## Given records:
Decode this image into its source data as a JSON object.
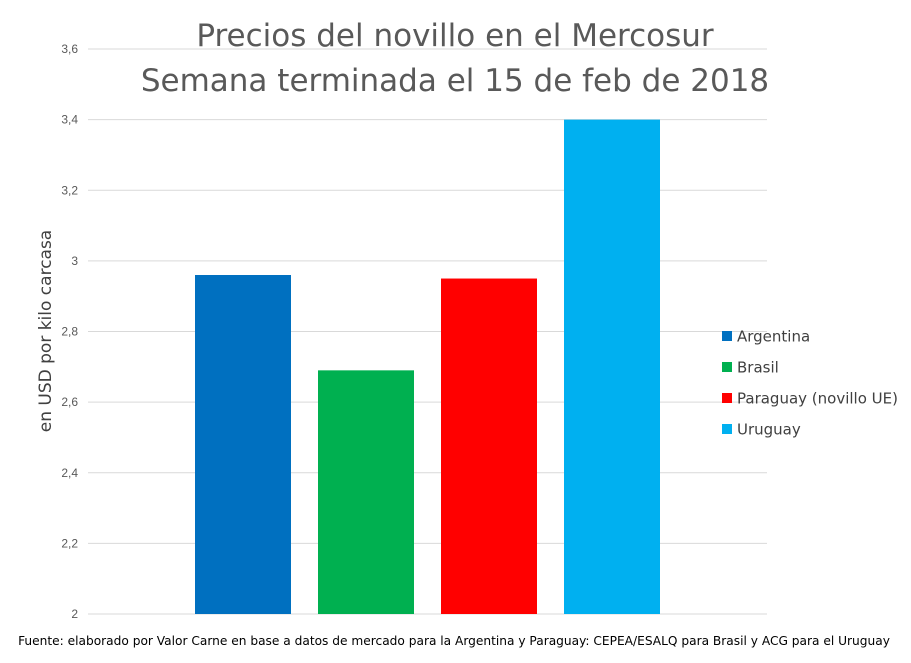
{
  "chart_data": {
    "type": "bar",
    "title": [
      "Precios del novillo en el Mercosur",
      "Semana terminada el 15 de feb de 2018"
    ],
    "ylabel": "en USD por kilo carcasa",
    "xlabel": "",
    "ylim": [
      2,
      3.6
    ],
    "yticks": [
      {
        "value": 2.0,
        "label": "2"
      },
      {
        "value": 2.2,
        "label": "2,2"
      },
      {
        "value": 2.4,
        "label": "2,4"
      },
      {
        "value": 2.6,
        "label": "2,6"
      },
      {
        "value": 2.8,
        "label": "2,8"
      },
      {
        "value": 3.0,
        "label": "3"
      },
      {
        "value": 3.2,
        "label": "3,2"
      },
      {
        "value": 3.4,
        "label": "3,4"
      },
      {
        "value": 3.6,
        "label": "3,6"
      }
    ],
    "grid": true,
    "legend_position": "right",
    "series": [
      {
        "name": "Argentina",
        "value": 2.96,
        "color": "#0070C0"
      },
      {
        "name": "Brasil",
        "value": 2.69,
        "color": "#00B050"
      },
      {
        "name": "Paraguay (novillo UE)",
        "value": 2.95,
        "color": "#FF0000"
      },
      {
        "name": "Uruguay",
        "value": 3.4,
        "color": "#00B0F0"
      }
    ],
    "source": "Fuente: elaborado por Valor Carne en base a datos de mercado para la Argentina y Paraguay: CEPEA/ESALQ para Brasil y ACG para el Uruguay"
  }
}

## Directions:
Quote the data exactly, leaving every image out of the copy.

## Output:
Decode this image into its source data as a JSON object.
{
  "chart_data": {
    "type": "bar",
    "title": [
      "Precios del novillo en el Mercosur",
      "Semana terminada el 15 de feb de 2018"
    ],
    "ylabel": "en USD por kilo carcasa",
    "xlabel": "",
    "ylim": [
      2,
      3.6
    ],
    "yticks": [
      {
        "value": 2.0,
        "label": "2"
      },
      {
        "value": 2.2,
        "label": "2,2"
      },
      {
        "value": 2.4,
        "label": "2,4"
      },
      {
        "value": 2.6,
        "label": "2,6"
      },
      {
        "value": 2.8,
        "label": "2,8"
      },
      {
        "value": 3.0,
        "label": "3"
      },
      {
        "value": 3.2,
        "label": "3,2"
      },
      {
        "value": 3.4,
        "label": "3,4"
      },
      {
        "value": 3.6,
        "label": "3,6"
      }
    ],
    "grid": true,
    "legend_position": "right",
    "series": [
      {
        "name": "Argentina",
        "value": 2.96,
        "color": "#0070C0"
      },
      {
        "name": "Brasil",
        "value": 2.69,
        "color": "#00B050"
      },
      {
        "name": "Paraguay (novillo UE)",
        "value": 2.95,
        "color": "#FF0000"
      },
      {
        "name": "Uruguay",
        "value": 3.4,
        "color": "#00B0F0"
      }
    ],
    "source": "Fuente: elaborado por Valor Carne en base a datos de mercado para la Argentina y Paraguay: CEPEA/ESALQ para Brasil y ACG para el Uruguay"
  }
}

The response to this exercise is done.